What is needed: Filter the material below and copy each line that contains the string "项目介绍".

Recorded data:
::::::
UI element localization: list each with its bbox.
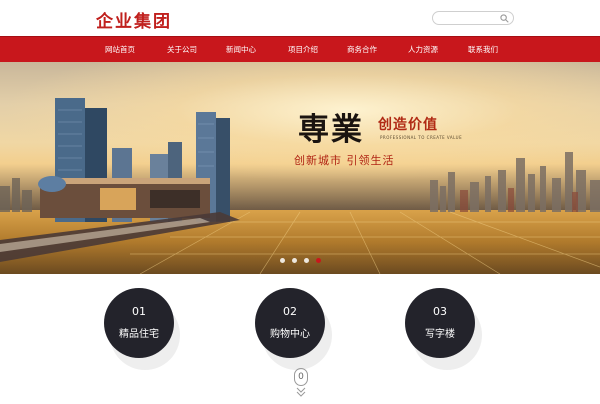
- nav-item-hr[interactable]: 人力资源: [408, 37, 438, 63]
- nav-item-business[interactable]: 商务合作: [347, 37, 377, 63]
- nav-item-home[interactable]: 网站首页: [105, 37, 135, 63]
- search-input[interactable]: [432, 11, 514, 25]
- feature-label: 购物中心: [270, 329, 310, 340]
- nav-item-news[interactable]: 新闻中心: [226, 37, 256, 63]
- header: 企业集团: [0, 0, 600, 36]
- logo[interactable]: 企业集团: [96, 7, 172, 32]
- feature-label: 写字楼: [425, 329, 455, 340]
- feature-number: 01: [132, 305, 146, 318]
- carousel-dot[interactable]: [304, 258, 309, 263]
- banner-headline: 専業: [298, 112, 364, 148]
- city-skyline-illustration: [0, 98, 600, 274]
- main-nav: 网站首页 关于公司 新闻中心 项目介绍 商务合作 人力资源 联系我们: [0, 36, 600, 62]
- search-icon[interactable]: [500, 14, 509, 23]
- hero-banner[interactable]: 専業 创造价值 PROFESSIONAL TO CREATE VALUE 创新城…: [0, 62, 600, 274]
- nav-item-projects[interactable]: 项目介绍: [288, 37, 318, 63]
- feature-residential[interactable]: 01 精品住宅: [104, 288, 174, 358]
- chevron-down-icon: [296, 387, 306, 397]
- feature-shopping-center[interactable]: 02 购物中心: [255, 288, 325, 358]
- feature-label: 精品住宅: [119, 329, 159, 340]
- nav-item-contact[interactable]: 联系我们: [468, 37, 498, 63]
- feature-office-building[interactable]: 03 写字楼: [405, 288, 475, 358]
- banner-accent: 创造价值: [378, 117, 438, 133]
- banner-subtitle: 创新城市 引领生活: [294, 154, 395, 167]
- carousel-dot[interactable]: [292, 258, 297, 263]
- nav-item-about[interactable]: 关于公司: [167, 37, 197, 63]
- feature-number: 03: [433, 305, 447, 318]
- feature-number: 02: [283, 305, 297, 318]
- carousel-dot-active[interactable]: [316, 258, 321, 263]
- scroll-down-button[interactable]: 0: [294, 368, 308, 386]
- banner-english: PROFESSIONAL TO CREATE VALUE: [380, 135, 463, 140]
- carousel-dot[interactable]: [280, 258, 285, 263]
::::::
Final result:
- main-nav: 网站首页 关于公司 新闻中心 项目介绍 商务合作 人力资源 联系我们: [0, 36, 600, 62]
- nav-item-projects[interactable]: 项目介绍: [288, 37, 318, 63]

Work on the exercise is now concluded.